## EXERCISE GOAL
From the listing below, pull out every line where the string "icon" appears.

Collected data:
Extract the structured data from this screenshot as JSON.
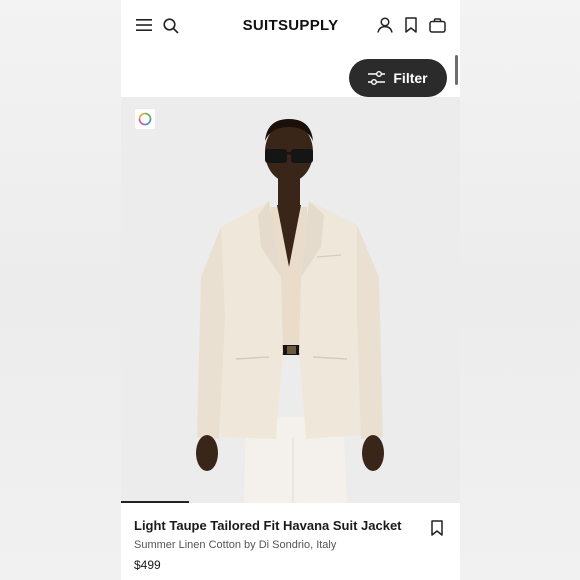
{
  "header": {
    "brand": "SUITSUPPLY",
    "menu_icon": "hamburger-menu-icon",
    "search_icon": "search-icon",
    "account_icon": "user-icon",
    "wishlist_icon": "bookmark-icon",
    "bag_icon": "shopping-bag-icon"
  },
  "filter": {
    "label": "Filter",
    "icon": "sliders-icon"
  },
  "product": {
    "title": "Light Taupe Tailored Fit Havana Suit Jacket",
    "subtitle": "Summer Linen Cotton by Di Sondrio, Italy",
    "price": "$499",
    "color_swatch_icon": "multicolor-ring-icon",
    "save_icon": "bookmark-icon",
    "image_progress": 0.2,
    "colors": {
      "suit": "#efe7da",
      "shirt": "#eadccb",
      "skin": "#3a2519",
      "background": "#ececec"
    }
  }
}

## RESPONSE TO THE TASK
    "menu_icon": "hamburger-menu-icon",
    "search_icon": "search-icon",
    "account_icon": "user-icon",
    "wishlist_icon": "bookmark-icon",
    "bag_icon": "shopping-bag-icon"
    "icon": "sliders-icon"
    "color_swatch_icon": "multicolor-ring-icon",
    "save_icon": "bookmark-icon",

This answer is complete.